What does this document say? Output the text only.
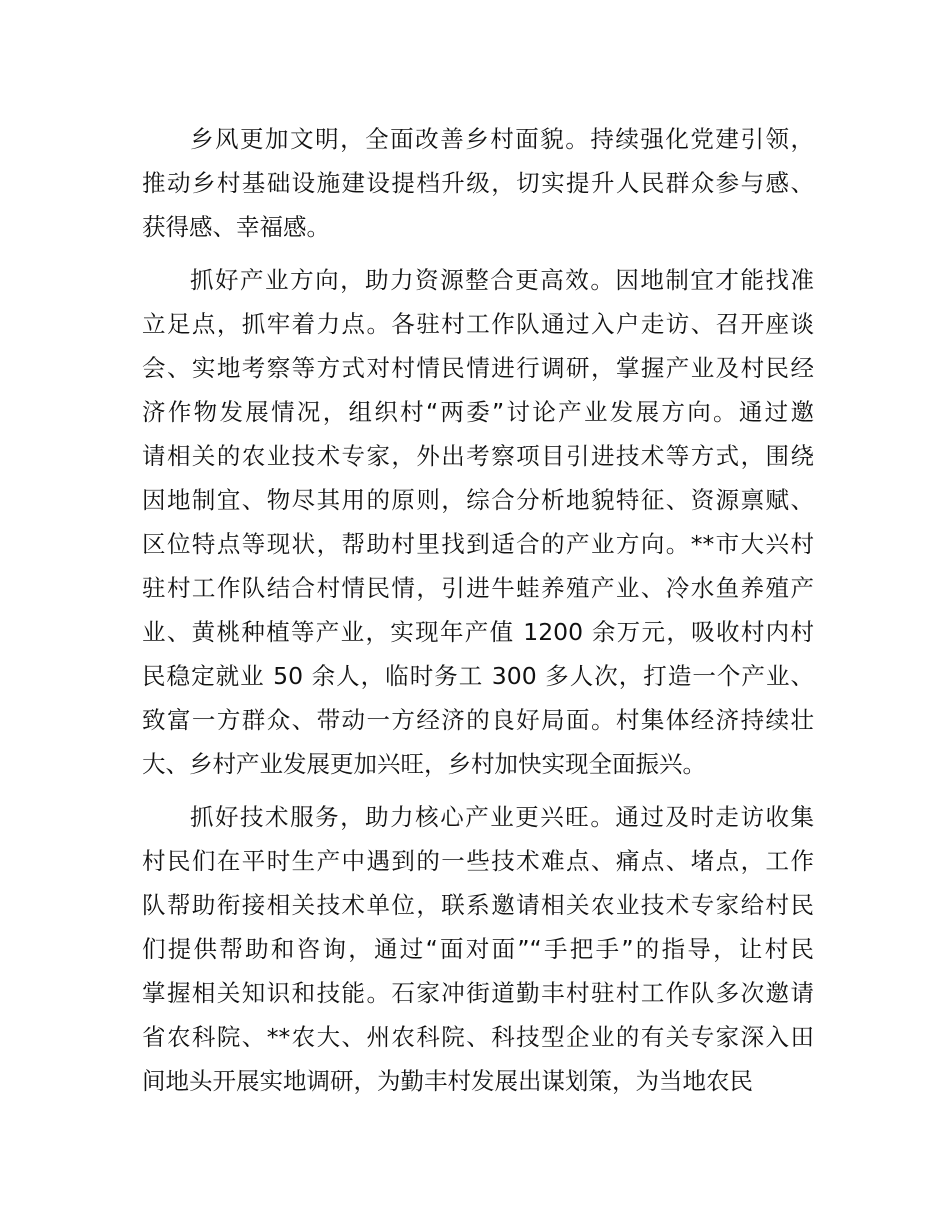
乡风更加文明，全面改善乡村面貌。持续强化党建引领，
推动乡村基础设施建设提档升级，切实提升人民群众参与感、
获得感、幸福感。
抓好产业方向，助力资源整合更高效。因地制宜才能找准
立足点，抓牢着力点。各驻村工作队通过入户走访、召开座谈
会、实地考察等方式对村情民情进行调研，掌握产业及村民经
济作物发展情况，组织村“两委”讨论产业发展方向。通过邀
请相关的农业技术专家，外出考察项目引进技术等方式，围绕
因地制宜、物尽其用的原则，综合分析地貌特征、资源禀赋、
区位特点等现状，帮助村里找到适合的产业方向。**市大兴村
驻村工作队结合村情民情，引进牛蛙养殖产业、冷水鱼养殖产
业、黄桃种植等产业，实现年产值 1200 余万元，吸收村内村
民稳定就业 50 余人，临时务工 300 多人次，打造一个产业、
致富一方群众、带动一方经济的良好局面。村集体经济持续壮
大、乡村产业发展更加兴旺，乡村加快实现全面振兴。
抓好技术服务，助力核心产业更兴旺。通过及时走访收集
村民们在平时生产中遇到的一些技术难点、痛点、堵点，工作
队帮助衔接相关技术单位，联系邀请相关农业技术专家给村民
们提供帮助和咨询，通过“面对面”“手把手”的指导，让村民
掌握相关知识和技能。石家冲街道勤丰村驻村工作队多次邀请
省农科院、**农大、州农科院、科技型企业的有关专家深入田
间地头开展实地调研，为勤丰村发展出谋划策，为当地农民
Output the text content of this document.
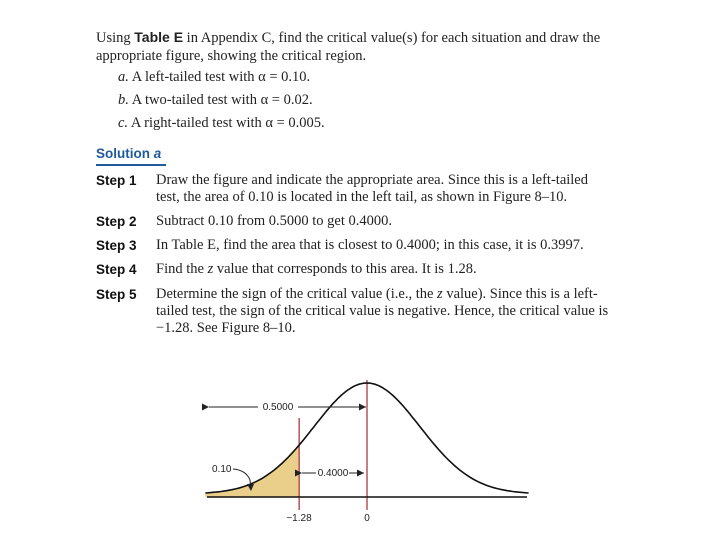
Using Table E in Appendix C, find the critical value(s) for each situation and draw the appropriate figure, showing the critical region.

a. A left-tailed test with α = 0.10.
b. A two-tailed test with α = 0.02.
c. A right-tailed test with α = 0.005.
Solution a
Step 1 Draw the figure and indicate the appropriate area. Since this is a left-tailed test, the area of 0.10 is located in the left tail, as shown in Figure 8–10.

Step 2 Subtract 0.10 from 0.5000 to get 0.4000.

Step 3 In Table E, find the area that is closest to 0.4000; in this case, it is 0.3997.

Step 4 Find the z value that corresponds to this area. It is 1.28.

Step 5 Determine the sign of the critical value (i.e., the z value). Since this is a left-tailed test, the sign of the critical value is negative. Hence, the critical value is −1.28. See Figure 8–10.

0.5000
0.4000
0.10
−1.28	0
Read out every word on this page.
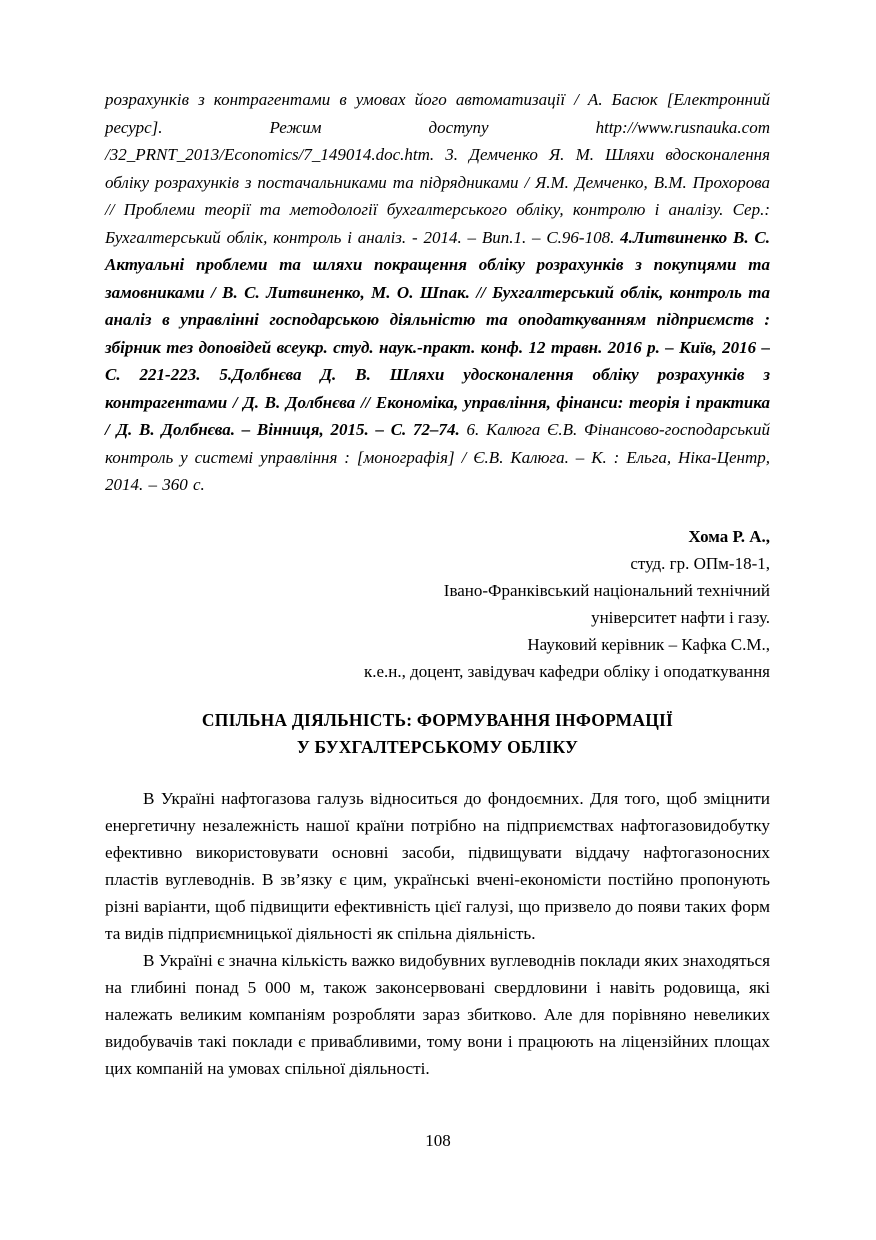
розрахунків з контрагентами в умовах його автоматизації / А. Басюк [Електронний ресурс]. Режим доступу http://www.rusnauka.com /32_PRNT_2013/Economics/7_149014.doc.htm. 3. Демченко Я. М. Шляхи вдосконалення обліку розрахунків з постачальниками та підрядниками / Я.М. Демченко, В.М. Прохорова // Проблеми теорії та методології бухгалтерського обліку, контролю і аналізу. Сер.: Бухгалтерський облік, контроль і аналіз. - 2014. – Вип.1. – С.96-108. 4.Литвиненко В. С. Актуальні проблеми та шляхи покращення обліку розрахунків з покупцями та замовниками / В. С. Литвиненко, М. О. Шпак. // Бухгалтерський облік, контроль та аналіз в управлінні господарською діяльністю та оподаткуванням підприємств : збірник тез доповідей всеукр. студ. наук.-практ. конф. 12 травн. 2016 р. – Київ, 2016 – С. 221-223. 5.Долбнєва Д. В. Шляхи удосконалення обліку розрахунків з контрагентами / Д. В. Долбнєва // Економіка, управління, фінанси: теорія і практика / Д. В. Долбнєва. – Вінниця, 2015. – С. 72–74. 6. Калюга Є.В. Фінансово-господарський контроль у системі управління : [монографія] / Є.В. Калюга. – К. : Ельга, Ніка-Центр, 2014. – 360 с.

Хома Р. А.,
студ. гр. ОПм-18-1,
Івано-Франківський національний технічний
університет нафти і газу.
Науковий керівник – Кафка С.М.,
к.е.н., доцент, завідувач кафедри обліку і оподаткування
СПІЛЬНА ДІЯЛЬНІСТЬ: ФОРМУВАННЯ ІНФОРМАЦІЇ
У БУХГАЛТЕРСЬКОМУ ОБЛІКУ

В Україні нафтогазова галузь відноситься до фондоємних. Для того, щоб зміцнити енергетичну незалежність нашої країни потрібно на підприємствах нафтогазовидобутку ефективно використовувати основні засоби, підвищувати віддачу нафтогазоносних пластів вуглеводнів. В зв’язку є цим, українські вчені-економісти постійно пропонують різні варіанти, щоб підвищити ефективність цієї галузі, що призвело до появи таких форм та видів підприємницької діяльності як спільна діяльність.

В Україні є значна кількість важко видобувних вуглеводнів поклади яких знаходяться на глибині понад 5 000 м, також законсервовані свердловини і навіть родовища, які належать великим компаніям розробляти зараз збитково. Але для порівняно невеликих видобувачів такі поклади є привабливими, тому вони і працюють на ліцензійних площах цих компаній на умовах спільної діяльності.

108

Your objective — Determine the number of lines containing "test". Write only that number.

Result for this exercise — 5